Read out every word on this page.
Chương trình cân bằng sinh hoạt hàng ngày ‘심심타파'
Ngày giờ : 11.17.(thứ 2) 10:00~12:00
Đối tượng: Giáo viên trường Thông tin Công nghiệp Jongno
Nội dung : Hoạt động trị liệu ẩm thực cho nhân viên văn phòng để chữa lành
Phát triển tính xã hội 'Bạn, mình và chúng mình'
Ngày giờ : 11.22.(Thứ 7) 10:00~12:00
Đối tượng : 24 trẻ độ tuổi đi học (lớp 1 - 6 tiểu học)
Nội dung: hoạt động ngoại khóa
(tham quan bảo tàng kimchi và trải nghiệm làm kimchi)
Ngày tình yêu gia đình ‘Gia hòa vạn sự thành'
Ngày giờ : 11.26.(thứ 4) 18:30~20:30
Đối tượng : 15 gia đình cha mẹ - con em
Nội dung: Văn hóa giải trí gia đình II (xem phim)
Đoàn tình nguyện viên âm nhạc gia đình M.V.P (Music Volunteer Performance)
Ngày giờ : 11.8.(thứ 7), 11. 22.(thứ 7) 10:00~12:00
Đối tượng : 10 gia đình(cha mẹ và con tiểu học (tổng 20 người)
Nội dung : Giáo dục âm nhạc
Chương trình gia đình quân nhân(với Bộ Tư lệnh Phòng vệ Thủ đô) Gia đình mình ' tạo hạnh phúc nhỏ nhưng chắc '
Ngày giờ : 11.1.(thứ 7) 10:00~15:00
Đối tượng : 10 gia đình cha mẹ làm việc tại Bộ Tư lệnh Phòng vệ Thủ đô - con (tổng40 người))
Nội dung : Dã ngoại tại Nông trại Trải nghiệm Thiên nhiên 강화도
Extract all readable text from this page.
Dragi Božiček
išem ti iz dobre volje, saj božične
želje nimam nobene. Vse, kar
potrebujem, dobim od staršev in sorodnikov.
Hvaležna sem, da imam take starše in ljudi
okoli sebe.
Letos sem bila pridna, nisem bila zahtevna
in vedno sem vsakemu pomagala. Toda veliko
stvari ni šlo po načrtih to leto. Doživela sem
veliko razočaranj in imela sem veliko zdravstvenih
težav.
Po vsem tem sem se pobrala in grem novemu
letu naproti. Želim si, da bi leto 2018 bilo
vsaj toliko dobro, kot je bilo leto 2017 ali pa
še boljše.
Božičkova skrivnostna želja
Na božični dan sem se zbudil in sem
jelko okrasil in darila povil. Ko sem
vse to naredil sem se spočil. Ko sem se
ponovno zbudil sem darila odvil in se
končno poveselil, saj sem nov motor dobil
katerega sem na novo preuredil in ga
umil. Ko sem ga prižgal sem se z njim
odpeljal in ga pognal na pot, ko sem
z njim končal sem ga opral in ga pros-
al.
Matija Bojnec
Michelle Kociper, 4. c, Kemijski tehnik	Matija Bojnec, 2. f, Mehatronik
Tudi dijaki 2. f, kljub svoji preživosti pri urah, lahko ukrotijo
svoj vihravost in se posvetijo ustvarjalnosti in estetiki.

▶ _TASK GOAL_:
Which lines contain "zbudil"? Show each of them.

▶ _RESULT OF THIS EXERCISE_:
Na božični dan sem se zbudil in sem
ponovno zbudil sem darila odvil in se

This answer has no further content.